- [Requirements]
Would you output the whole listing below, exactly as it reads?
+++ Material shown +++
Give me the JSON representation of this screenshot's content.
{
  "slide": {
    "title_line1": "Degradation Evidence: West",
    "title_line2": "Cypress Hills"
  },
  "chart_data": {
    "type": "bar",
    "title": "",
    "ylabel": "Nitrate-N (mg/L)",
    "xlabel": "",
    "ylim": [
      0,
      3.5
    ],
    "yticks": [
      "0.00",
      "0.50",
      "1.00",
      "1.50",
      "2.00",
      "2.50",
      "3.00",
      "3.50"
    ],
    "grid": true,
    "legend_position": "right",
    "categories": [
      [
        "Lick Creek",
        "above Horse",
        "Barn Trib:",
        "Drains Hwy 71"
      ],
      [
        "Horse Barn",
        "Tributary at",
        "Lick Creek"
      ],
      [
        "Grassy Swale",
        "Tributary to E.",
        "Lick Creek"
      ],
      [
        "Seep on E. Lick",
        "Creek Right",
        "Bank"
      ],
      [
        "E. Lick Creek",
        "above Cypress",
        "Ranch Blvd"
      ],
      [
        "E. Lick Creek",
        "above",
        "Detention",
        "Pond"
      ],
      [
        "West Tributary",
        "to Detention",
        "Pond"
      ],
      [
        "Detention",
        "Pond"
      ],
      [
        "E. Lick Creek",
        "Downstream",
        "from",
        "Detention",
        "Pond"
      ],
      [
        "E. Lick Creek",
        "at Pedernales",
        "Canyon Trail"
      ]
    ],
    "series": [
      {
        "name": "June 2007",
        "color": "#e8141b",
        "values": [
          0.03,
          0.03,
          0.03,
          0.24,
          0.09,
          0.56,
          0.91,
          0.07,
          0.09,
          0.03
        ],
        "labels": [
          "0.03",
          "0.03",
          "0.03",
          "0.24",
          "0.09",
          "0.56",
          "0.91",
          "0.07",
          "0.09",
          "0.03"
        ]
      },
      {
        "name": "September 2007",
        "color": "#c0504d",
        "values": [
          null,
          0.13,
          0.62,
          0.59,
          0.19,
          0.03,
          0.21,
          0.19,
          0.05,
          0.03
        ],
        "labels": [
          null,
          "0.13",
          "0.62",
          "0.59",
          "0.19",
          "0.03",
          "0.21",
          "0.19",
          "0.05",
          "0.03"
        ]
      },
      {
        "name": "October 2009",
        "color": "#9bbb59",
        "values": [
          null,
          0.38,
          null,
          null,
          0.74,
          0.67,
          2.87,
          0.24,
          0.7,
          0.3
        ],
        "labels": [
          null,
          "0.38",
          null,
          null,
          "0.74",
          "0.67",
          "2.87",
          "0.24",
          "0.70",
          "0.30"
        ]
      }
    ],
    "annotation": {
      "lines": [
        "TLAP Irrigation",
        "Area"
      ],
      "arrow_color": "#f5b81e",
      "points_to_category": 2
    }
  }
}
+++
- [Output of the task]
Give me the JSON representation of this screenshot's content.
{
  "slide": {
    "title_line1": "Degradation Evidence: West",
    "title_line2": "Cypress Hills"
  },
  "chart_data": {
    "type": "bar",
    "title": "",
    "ylabel": "Nitrate-N (mg/L)",
    "xlabel": "",
    "ylim": [
      0,
      3.5
    ],
    "yticks": [
      "0.00",
      "0.50",
      "1.00",
      "1.50",
      "2.00",
      "2.50",
      "3.00",
      "3.50"
    ],
    "grid": true,
    "legend_position": "right",
    "categories": [
      [
        "Lick Creek",
        "above Horse",
        "Barn Trib:",
        "Drains Hwy 71"
      ],
      [
        "Horse Barn",
        "Tributary at",
        "Lick Creek"
      ],
      [
        "Grassy Swale",
        "Tributary to E.",
        "Lick Creek"
      ],
      [
        "Seep on E. Lick",
        "Creek Right",
        "Bank"
      ],
      [
        "E. Lick Creek",
        "above Cypress",
        "Ranch Blvd"
      ],
      [
        "E. Lick Creek",
        "above",
        "Detention",
        "Pond"
      ],
      [
        "West Tributary",
        "to Detention",
        "Pond"
      ],
      [
        "Detention",
        "Pond"
      ],
      [
        "E. Lick Creek",
        "Downstream",
        "from",
        "Detention",
        "Pond"
      ],
      [
        "E. Lick Creek",
        "at Pedernales",
        "Canyon Trail"
      ]
    ],
    "series": [
      {
        "name": "June 2007",
        "color": "#e8141b",
        "values": [
          0.03,
          0.03,
          0.03,
          0.24,
          0.09,
          0.56,
          0.91,
          0.07,
          0.09,
          0.03
        ],
        "labels": [
          "0.03",
          "0.03",
          "0.03",
          "0.24",
          "0.09",
          "0.56",
          "0.91",
          "0.07",
          "0.09",
          "0.03"
        ]
      },
      {
        "name": "September 2007",
        "color": "#c0504d",
        "values": [
          null,
          0.13,
          0.62,
          0.59,
          0.19,
          0.03,
          0.21,
          0.19,
          0.05,
          0.03
        ],
        "labels": [
          null,
          "0.13",
          "0.62",
          "0.59",
          "0.19",
          "0.03",
          "0.21",
          "0.19",
          "0.05",
          "0.03"
        ]
      },
      {
        "name": "October 2009",
        "color": "#9bbb59",
        "values": [
          null,
          0.38,
          null,
          null,
          0.74,
          0.67,
          2.87,
          0.24,
          0.7,
          0.3
        ],
        "labels": [
          null,
          "0.38",
          null,
          null,
          "0.74",
          "0.67",
          "2.87",
          "0.24",
          "0.70",
          "0.30"
        ]
      }
    ],
    "annotation": {
      "lines": [
        "TLAP Irrigation",
        "Area"
      ],
      "arrow_color": "#f5b81e",
      "points_to_category": 2
    }
  }
}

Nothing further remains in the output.